> **EXERCISE BRIEF**:
The entries below should be transcribed in their entirety, exactly as written.

> **GIVEN RECORDS**:
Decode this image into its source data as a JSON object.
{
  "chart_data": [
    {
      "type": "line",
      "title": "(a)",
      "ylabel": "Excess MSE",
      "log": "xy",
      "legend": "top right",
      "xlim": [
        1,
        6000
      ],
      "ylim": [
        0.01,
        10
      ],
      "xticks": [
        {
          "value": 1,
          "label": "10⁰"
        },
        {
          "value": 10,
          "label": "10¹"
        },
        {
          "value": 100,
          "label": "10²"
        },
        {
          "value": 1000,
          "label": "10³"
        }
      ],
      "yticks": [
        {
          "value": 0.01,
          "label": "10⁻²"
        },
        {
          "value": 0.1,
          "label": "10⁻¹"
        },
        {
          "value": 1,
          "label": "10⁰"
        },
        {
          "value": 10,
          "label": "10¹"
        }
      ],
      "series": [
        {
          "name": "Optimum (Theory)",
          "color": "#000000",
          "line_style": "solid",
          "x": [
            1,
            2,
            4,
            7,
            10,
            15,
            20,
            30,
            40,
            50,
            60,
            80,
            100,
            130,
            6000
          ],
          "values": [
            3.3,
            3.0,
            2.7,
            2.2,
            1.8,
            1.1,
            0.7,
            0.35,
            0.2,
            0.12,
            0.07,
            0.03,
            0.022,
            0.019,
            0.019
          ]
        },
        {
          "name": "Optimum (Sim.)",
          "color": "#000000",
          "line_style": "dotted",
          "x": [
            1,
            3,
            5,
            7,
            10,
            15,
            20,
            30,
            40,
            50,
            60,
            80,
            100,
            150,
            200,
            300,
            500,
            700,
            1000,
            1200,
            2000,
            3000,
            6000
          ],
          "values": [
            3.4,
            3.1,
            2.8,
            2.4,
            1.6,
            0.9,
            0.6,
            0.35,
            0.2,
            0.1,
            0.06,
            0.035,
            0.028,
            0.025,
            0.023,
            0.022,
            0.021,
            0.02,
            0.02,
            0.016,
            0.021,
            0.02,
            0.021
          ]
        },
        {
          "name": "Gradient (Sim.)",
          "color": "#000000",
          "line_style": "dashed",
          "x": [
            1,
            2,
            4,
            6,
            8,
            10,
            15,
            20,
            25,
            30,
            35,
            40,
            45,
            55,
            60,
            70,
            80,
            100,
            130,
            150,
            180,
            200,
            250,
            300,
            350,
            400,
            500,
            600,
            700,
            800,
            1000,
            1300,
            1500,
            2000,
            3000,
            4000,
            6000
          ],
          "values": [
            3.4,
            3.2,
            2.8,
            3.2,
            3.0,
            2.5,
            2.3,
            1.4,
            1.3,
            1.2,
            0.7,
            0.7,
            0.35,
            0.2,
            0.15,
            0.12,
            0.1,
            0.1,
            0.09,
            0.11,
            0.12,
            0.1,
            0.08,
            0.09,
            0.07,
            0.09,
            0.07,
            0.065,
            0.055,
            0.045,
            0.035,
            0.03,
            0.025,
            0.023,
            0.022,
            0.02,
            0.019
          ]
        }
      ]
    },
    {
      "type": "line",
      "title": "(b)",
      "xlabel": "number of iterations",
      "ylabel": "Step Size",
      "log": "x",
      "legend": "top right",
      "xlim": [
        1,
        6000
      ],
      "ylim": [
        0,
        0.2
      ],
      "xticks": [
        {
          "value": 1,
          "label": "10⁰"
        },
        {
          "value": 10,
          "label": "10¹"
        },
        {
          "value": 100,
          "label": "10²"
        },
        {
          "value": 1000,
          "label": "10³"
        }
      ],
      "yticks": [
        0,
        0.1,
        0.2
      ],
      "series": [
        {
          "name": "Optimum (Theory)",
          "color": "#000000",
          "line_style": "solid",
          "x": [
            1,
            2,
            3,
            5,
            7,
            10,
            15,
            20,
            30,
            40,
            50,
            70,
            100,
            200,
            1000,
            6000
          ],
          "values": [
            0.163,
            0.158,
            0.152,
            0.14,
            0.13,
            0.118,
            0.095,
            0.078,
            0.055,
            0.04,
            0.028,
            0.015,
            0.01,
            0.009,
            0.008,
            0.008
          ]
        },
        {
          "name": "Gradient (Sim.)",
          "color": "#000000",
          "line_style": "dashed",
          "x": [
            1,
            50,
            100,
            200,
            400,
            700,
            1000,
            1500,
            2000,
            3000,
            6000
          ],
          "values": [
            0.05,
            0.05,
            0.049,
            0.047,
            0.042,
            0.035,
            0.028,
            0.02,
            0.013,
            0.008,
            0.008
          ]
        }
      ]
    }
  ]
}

> **FINISHED EXERCISE**:
Decode this image into its source data as a JSON object.
{
  "chart_data": [
    {
      "type": "line",
      "title": "(a)",
      "ylabel": "Excess MSE",
      "log": "xy",
      "legend": "top right",
      "xlim": [
        1,
        6000
      ],
      "ylim": [
        0.01,
        10
      ],
      "xticks": [
        {
          "value": 1,
          "label": "10⁰"
        },
        {
          "value": 10,
          "label": "10¹"
        },
        {
          "value": 100,
          "label": "10²"
        },
        {
          "value": 1000,
          "label": "10³"
        }
      ],
      "yticks": [
        {
          "value": 0.01,
          "label": "10⁻²"
        },
        {
          "value": 0.1,
          "label": "10⁻¹"
        },
        {
          "value": 1,
          "label": "10⁰"
        },
        {
          "value": 10,
          "label": "10¹"
        }
      ],
      "series": [
        {
          "name": "Optimum (Theory)",
          "color": "#000000",
          "line_style": "solid",
          "x": [
            1,
            2,
            4,
            7,
            10,
            15,
            20,
            30,
            40,
            50,
            60,
            80,
            100,
            130,
            6000
          ],
          "values": [
            3.3,
            3.0,
            2.7,
            2.2,
            1.8,
            1.1,
            0.7,
            0.35,
            0.2,
            0.12,
            0.07,
            0.03,
            0.022,
            0.019,
            0.019
          ]
        },
        {
          "name": "Optimum (Sim.)",
          "color": "#000000",
          "line_style": "dotted",
          "x": [
            1,
            3,
            5,
            7,
            10,
            15,
            20,
            30,
            40,
            50,
            60,
            80,
            100,
            150,
            200,
            300,
            500,
            700,
            1000,
            1200,
            2000,
            3000,
            6000
          ],
          "values": [
            3.4,
            3.1,
            2.8,
            2.4,
            1.6,
            0.9,
            0.6,
            0.35,
            0.2,
            0.1,
            0.06,
            0.035,
            0.028,
            0.025,
            0.023,
            0.022,
            0.021,
            0.02,
            0.02,
            0.016,
            0.021,
            0.02,
            0.021
          ]
        },
        {
          "name": "Gradient (Sim.)",
          "color": "#000000",
          "line_style": "dashed",
          "x": [
            1,
            2,
            4,
            6,
            8,
            10,
            15,
            20,
            25,
            30,
            35,
            40,
            45,
            55,
            60,
            70,
            80,
            100,
            130,
            150,
            180,
            200,
            250,
            300,
            350,
            400,
            500,
            600,
            700,
            800,
            1000,
            1300,
            1500,
            2000,
            3000,
            4000,
            6000
          ],
          "values": [
            3.4,
            3.2,
            2.8,
            3.2,
            3.0,
            2.5,
            2.3,
            1.4,
            1.3,
            1.2,
            0.7,
            0.7,
            0.35,
            0.2,
            0.15,
            0.12,
            0.1,
            0.1,
            0.09,
            0.11,
            0.12,
            0.1,
            0.08,
            0.09,
            0.07,
            0.09,
            0.07,
            0.065,
            0.055,
            0.045,
            0.035,
            0.03,
            0.025,
            0.023,
            0.022,
            0.02,
            0.019
          ]
        }
      ]
    },
    {
      "type": "line",
      "title": "(b)",
      "xlabel": "number of iterations",
      "ylabel": "Step Size",
      "log": "x",
      "legend": "top right",
      "xlim": [
        1,
        6000
      ],
      "ylim": [
        0,
        0.2
      ],
      "xticks": [
        {
          "value": 1,
          "label": "10⁰"
        },
        {
          "value": 10,
          "label": "10¹"
        },
        {
          "value": 100,
          "label": "10²"
        },
        {
          "value": 1000,
          "label": "10³"
        }
      ],
      "yticks": [
        0,
        0.1,
        0.2
      ],
      "series": [
        {
          "name": "Optimum (Theory)",
          "color": "#000000",
          "line_style": "solid",
          "x": [
            1,
            2,
            3,
            5,
            7,
            10,
            15,
            20,
            30,
            40,
            50,
            70,
            100,
            200,
            1000,
            6000
          ],
          "values": [
            0.163,
            0.158,
            0.152,
            0.14,
            0.13,
            0.118,
            0.095,
            0.078,
            0.055,
            0.04,
            0.028,
            0.015,
            0.01,
            0.009,
            0.008,
            0.008
          ]
        },
        {
          "name": "Gradient (Sim.)",
          "color": "#000000",
          "line_style": "dashed",
          "x": [
            1,
            50,
            100,
            200,
            400,
            700,
            1000,
            1500,
            2000,
            3000,
            6000
          ],
          "values": [
            0.05,
            0.05,
            0.049,
            0.047,
            0.042,
            0.035,
            0.028,
            0.02,
            0.013,
            0.008,
            0.008
          ]
        }
      ]
    }
  ]
}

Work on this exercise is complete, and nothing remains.